WHAT TO DO - Your task is to retype each line of the data below exactly.

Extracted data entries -
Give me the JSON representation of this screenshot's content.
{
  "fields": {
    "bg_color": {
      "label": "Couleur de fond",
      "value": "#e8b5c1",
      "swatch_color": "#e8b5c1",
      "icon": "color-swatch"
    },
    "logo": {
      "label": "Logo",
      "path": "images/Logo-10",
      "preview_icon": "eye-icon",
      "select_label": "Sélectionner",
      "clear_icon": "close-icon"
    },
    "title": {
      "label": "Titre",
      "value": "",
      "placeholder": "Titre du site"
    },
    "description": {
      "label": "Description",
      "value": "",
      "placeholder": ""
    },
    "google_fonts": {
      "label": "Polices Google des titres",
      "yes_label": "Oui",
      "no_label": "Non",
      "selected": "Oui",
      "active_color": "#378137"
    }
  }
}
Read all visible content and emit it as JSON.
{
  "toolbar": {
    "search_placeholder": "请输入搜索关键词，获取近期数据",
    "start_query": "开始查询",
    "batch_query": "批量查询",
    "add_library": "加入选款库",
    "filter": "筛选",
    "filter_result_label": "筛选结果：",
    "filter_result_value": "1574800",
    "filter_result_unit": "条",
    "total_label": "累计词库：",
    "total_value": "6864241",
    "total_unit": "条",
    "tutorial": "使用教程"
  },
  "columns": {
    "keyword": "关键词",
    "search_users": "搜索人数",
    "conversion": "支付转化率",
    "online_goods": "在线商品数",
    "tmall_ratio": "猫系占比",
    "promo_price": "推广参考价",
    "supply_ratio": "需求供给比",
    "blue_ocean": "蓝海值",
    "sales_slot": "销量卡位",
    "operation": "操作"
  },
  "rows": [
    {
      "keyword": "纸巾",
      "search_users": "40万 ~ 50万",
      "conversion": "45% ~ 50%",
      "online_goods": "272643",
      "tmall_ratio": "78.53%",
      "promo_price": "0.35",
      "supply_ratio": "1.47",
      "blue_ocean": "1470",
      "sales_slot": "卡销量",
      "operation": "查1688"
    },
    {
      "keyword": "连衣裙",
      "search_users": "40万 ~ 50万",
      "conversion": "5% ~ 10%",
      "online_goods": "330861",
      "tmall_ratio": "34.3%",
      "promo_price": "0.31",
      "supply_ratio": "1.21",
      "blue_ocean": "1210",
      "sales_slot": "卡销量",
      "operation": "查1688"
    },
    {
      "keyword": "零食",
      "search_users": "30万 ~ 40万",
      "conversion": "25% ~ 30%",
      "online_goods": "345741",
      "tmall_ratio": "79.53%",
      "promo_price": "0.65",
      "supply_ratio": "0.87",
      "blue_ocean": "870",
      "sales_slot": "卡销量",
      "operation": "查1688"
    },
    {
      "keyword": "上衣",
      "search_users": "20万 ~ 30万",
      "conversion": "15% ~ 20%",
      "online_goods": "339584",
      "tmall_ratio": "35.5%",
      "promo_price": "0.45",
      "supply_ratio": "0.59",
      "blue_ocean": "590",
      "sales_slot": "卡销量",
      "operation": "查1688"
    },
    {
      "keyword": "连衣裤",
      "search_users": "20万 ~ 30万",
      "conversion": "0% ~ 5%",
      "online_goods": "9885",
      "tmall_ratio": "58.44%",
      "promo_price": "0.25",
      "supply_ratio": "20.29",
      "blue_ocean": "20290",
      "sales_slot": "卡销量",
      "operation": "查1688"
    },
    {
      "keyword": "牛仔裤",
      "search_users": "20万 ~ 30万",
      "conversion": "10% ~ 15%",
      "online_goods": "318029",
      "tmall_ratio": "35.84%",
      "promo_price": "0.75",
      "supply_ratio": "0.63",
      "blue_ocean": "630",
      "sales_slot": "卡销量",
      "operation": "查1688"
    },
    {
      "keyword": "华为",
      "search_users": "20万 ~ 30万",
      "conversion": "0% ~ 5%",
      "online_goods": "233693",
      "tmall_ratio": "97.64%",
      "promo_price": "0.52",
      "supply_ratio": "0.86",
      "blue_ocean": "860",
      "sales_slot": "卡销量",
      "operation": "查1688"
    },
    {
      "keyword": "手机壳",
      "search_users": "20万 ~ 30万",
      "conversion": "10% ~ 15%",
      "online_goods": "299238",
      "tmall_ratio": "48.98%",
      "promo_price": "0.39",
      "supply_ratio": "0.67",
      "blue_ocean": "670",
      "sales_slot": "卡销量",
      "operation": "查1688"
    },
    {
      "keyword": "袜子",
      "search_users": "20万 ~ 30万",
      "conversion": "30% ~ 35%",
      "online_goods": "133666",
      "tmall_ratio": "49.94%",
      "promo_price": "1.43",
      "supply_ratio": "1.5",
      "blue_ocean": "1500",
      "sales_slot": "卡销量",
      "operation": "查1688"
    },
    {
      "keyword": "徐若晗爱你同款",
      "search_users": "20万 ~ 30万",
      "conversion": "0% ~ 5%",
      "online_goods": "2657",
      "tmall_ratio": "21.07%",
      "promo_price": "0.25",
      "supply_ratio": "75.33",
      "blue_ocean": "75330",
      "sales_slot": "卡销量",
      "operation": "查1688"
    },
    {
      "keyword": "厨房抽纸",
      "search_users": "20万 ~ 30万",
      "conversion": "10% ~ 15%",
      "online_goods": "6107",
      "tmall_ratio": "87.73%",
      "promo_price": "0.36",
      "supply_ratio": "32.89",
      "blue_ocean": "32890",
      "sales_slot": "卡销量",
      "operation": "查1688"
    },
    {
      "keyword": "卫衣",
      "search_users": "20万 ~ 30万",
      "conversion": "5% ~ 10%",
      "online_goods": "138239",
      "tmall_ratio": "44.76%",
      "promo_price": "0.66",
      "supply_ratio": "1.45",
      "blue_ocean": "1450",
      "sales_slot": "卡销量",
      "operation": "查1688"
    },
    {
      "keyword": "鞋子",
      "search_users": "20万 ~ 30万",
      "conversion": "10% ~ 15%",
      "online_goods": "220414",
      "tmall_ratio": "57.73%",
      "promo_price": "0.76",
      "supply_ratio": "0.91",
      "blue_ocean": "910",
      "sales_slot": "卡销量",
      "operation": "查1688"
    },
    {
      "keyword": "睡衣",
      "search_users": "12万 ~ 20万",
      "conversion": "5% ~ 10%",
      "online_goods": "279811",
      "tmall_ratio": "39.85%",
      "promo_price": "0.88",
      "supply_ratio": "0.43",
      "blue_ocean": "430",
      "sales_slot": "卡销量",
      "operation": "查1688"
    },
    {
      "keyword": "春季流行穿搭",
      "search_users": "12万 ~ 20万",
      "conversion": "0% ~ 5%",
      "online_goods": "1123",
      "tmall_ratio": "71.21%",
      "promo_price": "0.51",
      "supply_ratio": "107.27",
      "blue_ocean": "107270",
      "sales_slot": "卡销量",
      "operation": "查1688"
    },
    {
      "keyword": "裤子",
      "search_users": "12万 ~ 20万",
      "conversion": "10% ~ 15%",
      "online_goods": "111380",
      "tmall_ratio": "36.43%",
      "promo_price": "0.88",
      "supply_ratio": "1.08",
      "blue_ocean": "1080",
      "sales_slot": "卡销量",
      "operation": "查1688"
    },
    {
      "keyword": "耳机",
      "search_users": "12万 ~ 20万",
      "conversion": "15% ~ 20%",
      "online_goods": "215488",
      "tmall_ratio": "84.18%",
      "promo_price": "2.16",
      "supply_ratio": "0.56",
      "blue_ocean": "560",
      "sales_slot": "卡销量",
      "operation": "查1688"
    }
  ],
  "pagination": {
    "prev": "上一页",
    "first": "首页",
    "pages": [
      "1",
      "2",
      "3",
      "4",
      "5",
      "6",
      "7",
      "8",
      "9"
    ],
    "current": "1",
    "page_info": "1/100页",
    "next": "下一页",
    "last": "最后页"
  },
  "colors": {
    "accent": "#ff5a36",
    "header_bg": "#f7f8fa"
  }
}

EXERCISE ANSWER -
Give me the JSON representation of this screenshot's content.
{
  "fields": {
    "bg_color": {
      "label": "Couleur de fond",
      "value": "#e8b5c1",
      "swatch_color": "#e8b5c1",
      "icon": "color-swatch"
    },
    "logo": {
      "label": "Logo",
      "path": "images/Logo-10",
      "preview_icon": "eye-icon",
      "select_label": "Sélectionner",
      "clear_icon": "close-icon"
    },
    "title": {
      "label": "Titre",
      "value": "",
      "placeholder": "Titre du site"
    },
    "description": {
      "label": "Description",
      "value": "",
      "placeholder": ""
    },
    "google_fonts": {
      "label": "Polices Google des titres",
      "yes_label": "Oui",
      "no_label": "Non",
      "selected": "Oui",
      "active_color": "#378137"
    }
  }
}
Read all visible content and emit it as JSON.
{
  "toolbar": {
    "search_placeholder": "请输入搜索关键词，获取近期数据",
    "start_query": "开始查询",
    "batch_query": "批量查询",
    "add_library": "加入选款库",
    "filter": "筛选",
    "filter_result_label": "筛选结果：",
    "filter_result_value": "1574800",
    "filter_result_unit": "条",
    "total_label": "累计词库：",
    "total_value": "6864241",
    "total_unit": "条",
    "tutorial": "使用教程"
  },
  "columns": {
    "keyword": "关键词",
    "search_users": "搜索人数",
    "conversion": "支付转化率",
    "online_goods": "在线商品数",
    "tmall_ratio": "猫系占比",
    "promo_price": "推广参考价",
    "supply_ratio": "需求供给比",
    "blue_ocean": "蓝海值",
    "sales_slot": "销量卡位",
    "operation": "操作"
  },
  "rows": [
    {
      "keyword": "纸巾",
      "search_users": "40万 ~ 50万",
      "conversion": "45% ~ 50%",
      "online_goods": "272643",
      "tmall_ratio": "78.53%",
      "promo_price": "0.35",
      "supply_ratio": "1.47",
      "blue_ocean": "1470",
      "sales_slot": "卡销量",
      "operation": "查1688"
    },
    {
      "keyword": "连衣裙",
      "search_users": "40万 ~ 50万",
      "conversion": "5% ~ 10%",
      "online_goods": "330861",
      "tmall_ratio": "34.3%",
      "promo_price": "0.31",
      "supply_ratio": "1.21",
      "blue_ocean": "1210",
      "sales_slot": "卡销量",
      "operation": "查1688"
    },
    {
      "keyword": "零食",
      "search_users": "30万 ~ 40万",
      "conversion": "25% ~ 30%",
      "online_goods": "345741",
      "tmall_ratio": "79.53%",
      "promo_price": "0.65",
      "supply_ratio": "0.87",
      "blue_ocean": "870",
      "sales_slot": "卡销量",
      "operation": "查1688"
    },
    {
      "keyword": "上衣",
      "search_users": "20万 ~ 30万",
      "conversion": "15% ~ 20%",
      "online_goods": "339584",
      "tmall_ratio": "35.5%",
      "promo_price": "0.45",
      "supply_ratio": "0.59",
      "blue_ocean": "590",
      "sales_slot": "卡销量",
      "operation": "查1688"
    },
    {
      "keyword": "连衣裤",
      "search_users": "20万 ~ 30万",
      "conversion": "0% ~ 5%",
      "online_goods": "9885",
      "tmall_ratio": "58.44%",
      "promo_price": "0.25",
      "supply_ratio": "20.29",
      "blue_ocean": "20290",
      "sales_slot": "卡销量",
      "operation": "查1688"
    },
    {
      "keyword": "牛仔裤",
      "search_users": "20万 ~ 30万",
      "conversion": "10% ~ 15%",
      "online_goods": "318029",
      "tmall_ratio": "35.84%",
      "promo_price": "0.75",
      "supply_ratio": "0.63",
      "blue_ocean": "630",
      "sales_slot": "卡销量",
      "operation": "查1688"
    },
    {
      "keyword": "华为",
      "search_users": "20万 ~ 30万",
      "conversion": "0% ~ 5%",
      "online_goods": "233693",
      "tmall_ratio": "97.64%",
      "promo_price": "0.52",
      "supply_ratio": "0.86",
      "blue_ocean": "860",
      "sales_slot": "卡销量",
      "operation": "查1688"
    },
    {
      "keyword": "手机壳",
      "search_users": "20万 ~ 30万",
      "conversion": "10% ~ 15%",
      "online_goods": "299238",
      "tmall_ratio": "48.98%",
      "promo_price": "0.39",
      "supply_ratio": "0.67",
      "blue_ocean": "670",
      "sales_slot": "卡销量",
      "operation": "查1688"
    },
    {
      "keyword": "袜子",
      "search_users": "20万 ~ 30万",
      "conversion": "30% ~ 35%",
      "online_goods": "133666",
      "tmall_ratio": "49.94%",
      "promo_price": "1.43",
      "supply_ratio": "1.5",
      "blue_ocean": "1500",
      "sales_slot": "卡销量",
      "operation": "查1688"
    },
    {
      "keyword": "徐若晗爱你同款",
      "search_users": "20万 ~ 30万",
      "conversion": "0% ~ 5%",
      "online_goods": "2657",
      "tmall_ratio": "21.07%",
      "promo_price": "0.25",
      "supply_ratio": "75.33",
      "blue_ocean": "75330",
      "sales_slot": "卡销量",
      "operation": "查1688"
    },
    {
      "keyword": "厨房抽纸",
      "search_users": "20万 ~ 30万",
      "conversion": "10% ~ 15%",
      "online_goods": "6107",
      "tmall_ratio": "87.73%",
      "promo_price": "0.36",
      "supply_ratio": "32.89",
      "blue_ocean": "32890",
      "sales_slot": "卡销量",
      "operation": "查1688"
    },
    {
      "keyword": "卫衣",
      "search_users": "20万 ~ 30万",
      "conversion": "5% ~ 10%",
      "online_goods": "138239",
      "tmall_ratio": "44.76%",
      "promo_price": "0.66",
      "supply_ratio": "1.45",
      "blue_ocean": "1450",
      "sales_slot": "卡销量",
      "operation": "查1688"
    },
    {
      "keyword": "鞋子",
      "search_users": "20万 ~ 30万",
      "conversion": "10% ~ 15%",
      "online_goods": "220414",
      "tmall_ratio": "57.73%",
      "promo_price": "0.76",
      "supply_ratio": "0.91",
      "blue_ocean": "910",
      "sales_slot": "卡销量",
      "operation": "查1688"
    },
    {
      "keyword": "睡衣",
      "search_users": "12万 ~ 20万",
      "conversion": "5% ~ 10%",
      "online_goods": "279811",
      "tmall_ratio": "39.85%",
      "promo_price": "0.88",
      "supply_ratio": "0.43",
      "blue_ocean": "430",
      "sales_slot": "卡销量",
      "operation": "查1688"
    },
    {
      "keyword": "春季流行穿搭",
      "search_users": "12万 ~ 20万",
      "conversion": "0% ~ 5%",
      "online_goods": "1123",
      "tmall_ratio": "71.21%",
      "promo_price": "0.51",
      "supply_ratio": "107.27",
      "blue_ocean": "107270",
      "sales_slot": "卡销量",
      "operation": "查1688"
    },
    {
      "keyword": "裤子",
      "search_users": "12万 ~ 20万",
      "conversion": "10% ~ 15%",
      "online_goods": "111380",
      "tmall_ratio": "36.43%",
      "promo_price": "0.88",
      "supply_ratio": "1.08",
      "blue_ocean": "1080",
      "sales_slot": "卡销量",
      "operation": "查1688"
    },
    {
      "keyword": "耳机",
      "search_users": "12万 ~ 20万",
      "conversion": "15% ~ 20%",
      "online_goods": "215488",
      "tmall_ratio": "84.18%",
      "promo_price": "2.16",
      "supply_ratio": "0.56",
      "blue_ocean": "560",
      "sales_slot": "卡销量",
      "operation": "查1688"
    }
  ],
  "pagination": {
    "prev": "上一页",
    "first": "首页",
    "pages": [
      "1",
      "2",
      "3",
      "4",
      "5",
      "6",
      "7",
      "8",
      "9"
    ],
    "current": "1",
    "page_info": "1/100页",
    "next": "下一页",
    "last": "最后页"
  },
  "colors": {
    "accent": "#ff5a36",
    "header_bg": "#f7f8fa"
  }
}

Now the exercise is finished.